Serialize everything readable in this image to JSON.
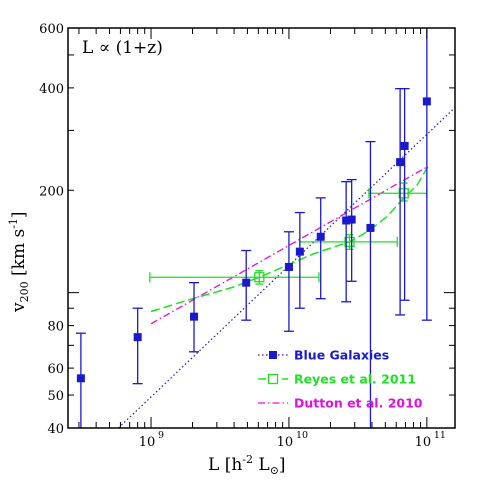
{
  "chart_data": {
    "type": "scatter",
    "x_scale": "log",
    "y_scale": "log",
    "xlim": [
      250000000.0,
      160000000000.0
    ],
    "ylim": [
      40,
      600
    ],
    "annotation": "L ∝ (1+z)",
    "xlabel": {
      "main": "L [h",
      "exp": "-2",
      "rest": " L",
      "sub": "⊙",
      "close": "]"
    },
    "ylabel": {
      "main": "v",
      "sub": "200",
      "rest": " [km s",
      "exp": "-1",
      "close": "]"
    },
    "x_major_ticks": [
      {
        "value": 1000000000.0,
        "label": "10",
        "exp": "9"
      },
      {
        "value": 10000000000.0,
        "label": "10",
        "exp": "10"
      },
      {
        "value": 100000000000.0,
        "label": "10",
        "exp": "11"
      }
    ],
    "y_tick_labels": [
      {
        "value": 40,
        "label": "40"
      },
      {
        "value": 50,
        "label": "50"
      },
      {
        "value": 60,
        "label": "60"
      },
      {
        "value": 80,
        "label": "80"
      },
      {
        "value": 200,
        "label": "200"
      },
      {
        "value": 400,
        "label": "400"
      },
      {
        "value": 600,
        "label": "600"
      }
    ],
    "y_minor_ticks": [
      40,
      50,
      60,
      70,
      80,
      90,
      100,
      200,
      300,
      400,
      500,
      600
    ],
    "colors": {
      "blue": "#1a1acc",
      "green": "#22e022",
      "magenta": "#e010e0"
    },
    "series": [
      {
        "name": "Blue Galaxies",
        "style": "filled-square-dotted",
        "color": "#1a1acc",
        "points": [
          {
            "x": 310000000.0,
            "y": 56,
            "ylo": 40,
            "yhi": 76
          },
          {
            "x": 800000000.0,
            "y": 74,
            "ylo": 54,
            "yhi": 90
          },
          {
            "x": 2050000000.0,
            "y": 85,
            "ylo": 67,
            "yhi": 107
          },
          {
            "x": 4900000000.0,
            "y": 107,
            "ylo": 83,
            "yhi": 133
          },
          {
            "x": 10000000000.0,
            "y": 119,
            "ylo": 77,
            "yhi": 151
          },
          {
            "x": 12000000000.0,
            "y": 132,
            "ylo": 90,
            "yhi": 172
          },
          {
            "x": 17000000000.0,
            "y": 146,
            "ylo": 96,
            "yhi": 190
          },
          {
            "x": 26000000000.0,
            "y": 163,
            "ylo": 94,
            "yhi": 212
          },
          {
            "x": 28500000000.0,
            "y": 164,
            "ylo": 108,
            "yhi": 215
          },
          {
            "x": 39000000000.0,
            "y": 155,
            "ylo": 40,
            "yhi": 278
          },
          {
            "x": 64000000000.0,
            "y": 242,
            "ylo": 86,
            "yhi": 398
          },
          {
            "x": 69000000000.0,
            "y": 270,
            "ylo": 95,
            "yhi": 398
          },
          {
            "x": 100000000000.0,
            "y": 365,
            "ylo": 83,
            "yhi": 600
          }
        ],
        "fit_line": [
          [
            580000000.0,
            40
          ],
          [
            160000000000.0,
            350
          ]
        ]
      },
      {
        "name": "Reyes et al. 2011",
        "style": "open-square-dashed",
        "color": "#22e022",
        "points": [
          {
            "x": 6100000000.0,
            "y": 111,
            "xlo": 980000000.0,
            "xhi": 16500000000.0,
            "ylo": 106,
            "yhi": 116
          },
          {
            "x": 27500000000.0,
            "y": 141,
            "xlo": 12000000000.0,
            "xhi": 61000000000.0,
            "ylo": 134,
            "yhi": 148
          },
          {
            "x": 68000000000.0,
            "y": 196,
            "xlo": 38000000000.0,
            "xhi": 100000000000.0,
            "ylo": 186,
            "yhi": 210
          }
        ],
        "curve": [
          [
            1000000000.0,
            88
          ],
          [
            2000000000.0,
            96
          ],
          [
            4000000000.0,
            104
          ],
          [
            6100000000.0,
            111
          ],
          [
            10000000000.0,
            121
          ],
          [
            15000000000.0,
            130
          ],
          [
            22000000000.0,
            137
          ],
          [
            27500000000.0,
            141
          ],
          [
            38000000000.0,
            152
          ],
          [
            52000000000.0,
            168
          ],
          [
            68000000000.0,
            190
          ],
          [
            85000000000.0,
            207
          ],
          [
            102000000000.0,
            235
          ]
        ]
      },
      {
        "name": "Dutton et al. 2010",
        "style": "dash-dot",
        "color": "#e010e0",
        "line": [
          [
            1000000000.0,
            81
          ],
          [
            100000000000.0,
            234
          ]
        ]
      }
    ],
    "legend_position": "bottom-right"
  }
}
* * *
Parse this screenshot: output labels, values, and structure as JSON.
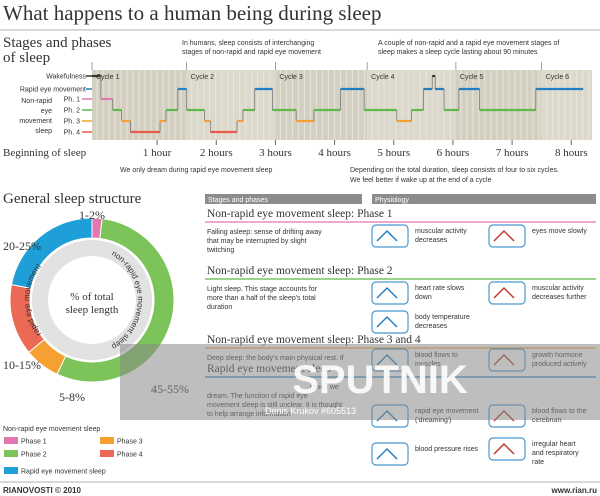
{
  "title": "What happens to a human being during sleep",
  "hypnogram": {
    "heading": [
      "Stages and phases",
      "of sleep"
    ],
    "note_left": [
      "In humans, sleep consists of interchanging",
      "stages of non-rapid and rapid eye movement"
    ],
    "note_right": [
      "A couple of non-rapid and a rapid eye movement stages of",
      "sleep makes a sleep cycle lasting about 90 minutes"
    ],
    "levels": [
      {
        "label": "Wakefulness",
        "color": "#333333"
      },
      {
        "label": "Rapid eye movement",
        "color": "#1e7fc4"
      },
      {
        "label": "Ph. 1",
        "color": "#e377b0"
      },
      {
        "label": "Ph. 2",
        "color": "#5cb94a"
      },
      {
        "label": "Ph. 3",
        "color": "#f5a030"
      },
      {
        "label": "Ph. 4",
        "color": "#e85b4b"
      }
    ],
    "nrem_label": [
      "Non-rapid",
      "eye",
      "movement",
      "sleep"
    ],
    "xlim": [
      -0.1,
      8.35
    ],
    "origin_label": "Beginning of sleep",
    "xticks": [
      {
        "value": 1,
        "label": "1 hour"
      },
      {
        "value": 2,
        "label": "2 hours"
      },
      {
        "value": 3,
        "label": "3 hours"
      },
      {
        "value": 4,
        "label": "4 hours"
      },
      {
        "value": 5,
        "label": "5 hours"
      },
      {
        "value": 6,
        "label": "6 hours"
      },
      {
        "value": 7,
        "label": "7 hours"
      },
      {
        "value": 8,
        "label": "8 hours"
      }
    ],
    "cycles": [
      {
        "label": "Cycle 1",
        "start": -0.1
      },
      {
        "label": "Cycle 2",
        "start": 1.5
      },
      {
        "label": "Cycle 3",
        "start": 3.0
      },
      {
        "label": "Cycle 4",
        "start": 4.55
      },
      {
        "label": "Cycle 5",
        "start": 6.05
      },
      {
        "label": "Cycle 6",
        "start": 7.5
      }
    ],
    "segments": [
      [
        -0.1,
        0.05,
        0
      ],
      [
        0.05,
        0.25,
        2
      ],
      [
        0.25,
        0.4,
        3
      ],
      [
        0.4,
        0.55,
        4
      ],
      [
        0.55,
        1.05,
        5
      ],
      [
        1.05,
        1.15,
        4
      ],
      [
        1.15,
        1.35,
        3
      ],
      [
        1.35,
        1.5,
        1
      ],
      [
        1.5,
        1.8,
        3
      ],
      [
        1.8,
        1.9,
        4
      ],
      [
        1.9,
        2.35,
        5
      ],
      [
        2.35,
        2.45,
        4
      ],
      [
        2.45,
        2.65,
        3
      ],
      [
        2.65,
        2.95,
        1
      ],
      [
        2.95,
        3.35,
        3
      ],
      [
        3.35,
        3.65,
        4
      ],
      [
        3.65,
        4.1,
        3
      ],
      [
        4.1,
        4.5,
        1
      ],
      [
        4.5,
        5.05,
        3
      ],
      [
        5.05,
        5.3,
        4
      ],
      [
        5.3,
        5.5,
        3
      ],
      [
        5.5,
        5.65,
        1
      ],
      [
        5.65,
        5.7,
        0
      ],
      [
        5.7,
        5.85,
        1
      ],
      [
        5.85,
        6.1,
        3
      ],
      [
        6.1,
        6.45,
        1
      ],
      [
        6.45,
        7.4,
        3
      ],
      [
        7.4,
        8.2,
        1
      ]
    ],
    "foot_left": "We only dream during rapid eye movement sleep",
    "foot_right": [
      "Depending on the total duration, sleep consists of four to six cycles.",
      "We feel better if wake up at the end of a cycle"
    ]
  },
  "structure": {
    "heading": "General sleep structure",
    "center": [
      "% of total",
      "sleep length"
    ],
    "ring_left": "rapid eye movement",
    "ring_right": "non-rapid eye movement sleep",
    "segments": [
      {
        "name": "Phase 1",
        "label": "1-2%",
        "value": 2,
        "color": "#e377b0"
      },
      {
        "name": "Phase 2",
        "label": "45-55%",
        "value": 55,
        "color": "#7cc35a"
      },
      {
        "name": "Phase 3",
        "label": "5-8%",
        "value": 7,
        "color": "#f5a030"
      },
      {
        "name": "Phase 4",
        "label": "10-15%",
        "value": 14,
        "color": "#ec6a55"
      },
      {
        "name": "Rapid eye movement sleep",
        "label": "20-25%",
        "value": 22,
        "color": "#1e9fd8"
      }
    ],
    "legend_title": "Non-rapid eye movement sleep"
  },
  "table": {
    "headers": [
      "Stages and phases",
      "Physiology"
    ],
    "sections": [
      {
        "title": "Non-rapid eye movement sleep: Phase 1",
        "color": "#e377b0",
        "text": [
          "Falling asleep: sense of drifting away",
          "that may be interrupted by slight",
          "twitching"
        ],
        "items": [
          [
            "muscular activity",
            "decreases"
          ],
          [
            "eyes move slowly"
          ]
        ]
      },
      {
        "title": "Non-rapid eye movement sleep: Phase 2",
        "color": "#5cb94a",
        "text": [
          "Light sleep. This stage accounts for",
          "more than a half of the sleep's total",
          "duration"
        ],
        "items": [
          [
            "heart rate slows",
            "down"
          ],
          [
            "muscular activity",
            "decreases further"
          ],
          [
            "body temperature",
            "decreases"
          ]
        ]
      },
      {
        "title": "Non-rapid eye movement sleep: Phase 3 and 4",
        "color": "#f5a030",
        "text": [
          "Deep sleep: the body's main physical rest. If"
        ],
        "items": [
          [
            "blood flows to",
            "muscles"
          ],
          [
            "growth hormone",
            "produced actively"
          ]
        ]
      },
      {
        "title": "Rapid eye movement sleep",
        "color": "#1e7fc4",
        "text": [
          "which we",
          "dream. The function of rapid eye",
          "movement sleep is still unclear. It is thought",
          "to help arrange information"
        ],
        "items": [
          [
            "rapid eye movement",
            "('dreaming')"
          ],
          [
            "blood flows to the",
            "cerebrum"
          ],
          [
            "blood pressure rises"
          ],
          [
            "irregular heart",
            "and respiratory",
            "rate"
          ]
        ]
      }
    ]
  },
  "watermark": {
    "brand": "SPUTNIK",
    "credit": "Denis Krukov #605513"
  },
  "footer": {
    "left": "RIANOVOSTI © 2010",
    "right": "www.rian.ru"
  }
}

■ **Exercise prompt**
Collect the complete line wherever the string "style" appears in the records.

■ **Answer**
        "style": "filled-square-dotted",
        "style": "open-square-dashed",
        "style": "dash-dot",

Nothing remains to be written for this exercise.